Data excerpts
▬▬▬▬▬▬

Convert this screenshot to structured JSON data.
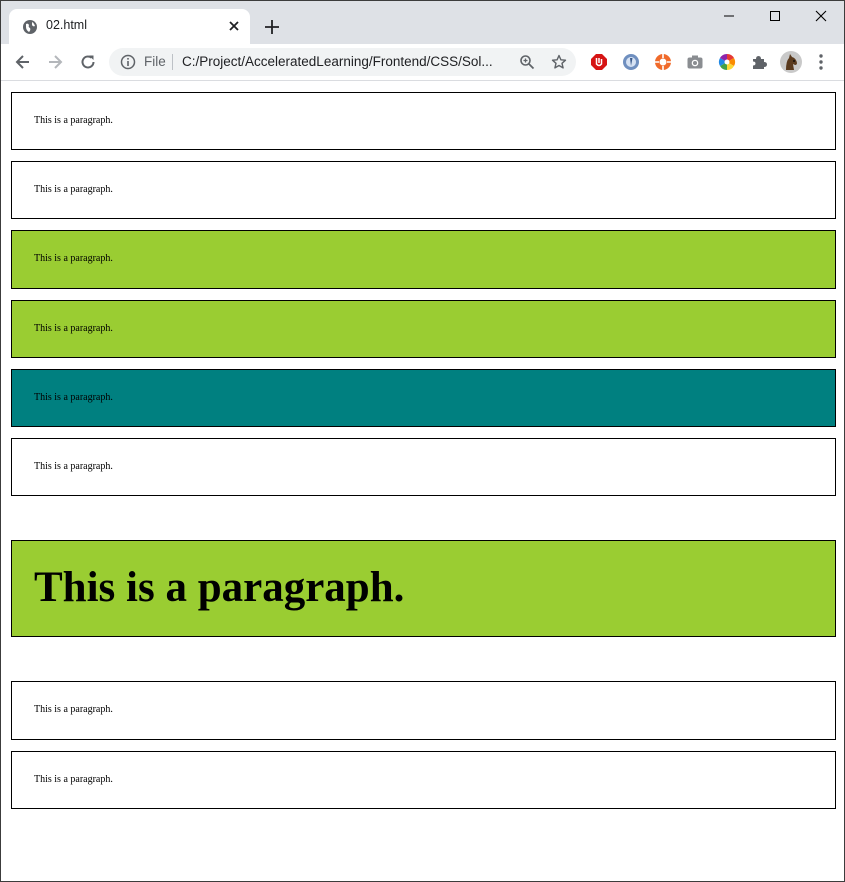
{
  "browser": {
    "tab": {
      "title": "02.html"
    },
    "omnibox": {
      "scheme_label": "File",
      "url": "C:/Project/AcceleratedLearning/Frontend/CSS/Sol..."
    }
  },
  "colors": {
    "white_box": "#ffffff",
    "green_box": "#9acd32",
    "teal_box": "#008080"
  },
  "page": {
    "paragraphs": [
      {
        "text": "This is a paragraph.",
        "background": "white",
        "size": "small"
      },
      {
        "text": "This is a paragraph.",
        "background": "white",
        "size": "small"
      },
      {
        "text": "This is a paragraph.",
        "background": "yellowgreen",
        "size": "small"
      },
      {
        "text": "This is a paragraph.",
        "background": "yellowgreen",
        "size": "small"
      },
      {
        "text": "This is a paragraph.",
        "background": "teal",
        "size": "small"
      },
      {
        "text": "This is a paragraph.",
        "background": "white",
        "size": "small"
      },
      {
        "text": "This is a paragraph.",
        "background": "yellowgreen",
        "size": "large"
      },
      {
        "text": "This is a paragraph.",
        "background": "white",
        "size": "small"
      },
      {
        "text": "This is a paragraph.",
        "background": "white",
        "size": "small"
      }
    ]
  }
}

▬▬▬▬▬▬

Write out every entry again word for word, without any of the pictures.

Answer:
Convert this screenshot to structured JSON data.
{
  "browser": {
    "tab": {
      "title": "02.html"
    },
    "omnibox": {
      "scheme_label": "File",
      "url": "C:/Project/AcceleratedLearning/Frontend/CSS/Sol..."
    }
  },
  "colors": {
    "white_box": "#ffffff",
    "green_box": "#9acd32",
    "teal_box": "#008080"
  },
  "page": {
    "paragraphs": [
      {
        "text": "This is a paragraph.",
        "background": "white",
        "size": "small"
      },
      {
        "text": "This is a paragraph.",
        "background": "white",
        "size": "small"
      },
      {
        "text": "This is a paragraph.",
        "background": "yellowgreen",
        "size": "small"
      },
      {
        "text": "This is a paragraph.",
        "background": "yellowgreen",
        "size": "small"
      },
      {
        "text": "This is a paragraph.",
        "background": "teal",
        "size": "small"
      },
      {
        "text": "This is a paragraph.",
        "background": "white",
        "size": "small"
      },
      {
        "text": "This is a paragraph.",
        "background": "yellowgreen",
        "size": "large"
      },
      {
        "text": "This is a paragraph.",
        "background": "white",
        "size": "small"
      },
      {
        "text": "This is a paragraph.",
        "background": "white",
        "size": "small"
      }
    ]
  }
}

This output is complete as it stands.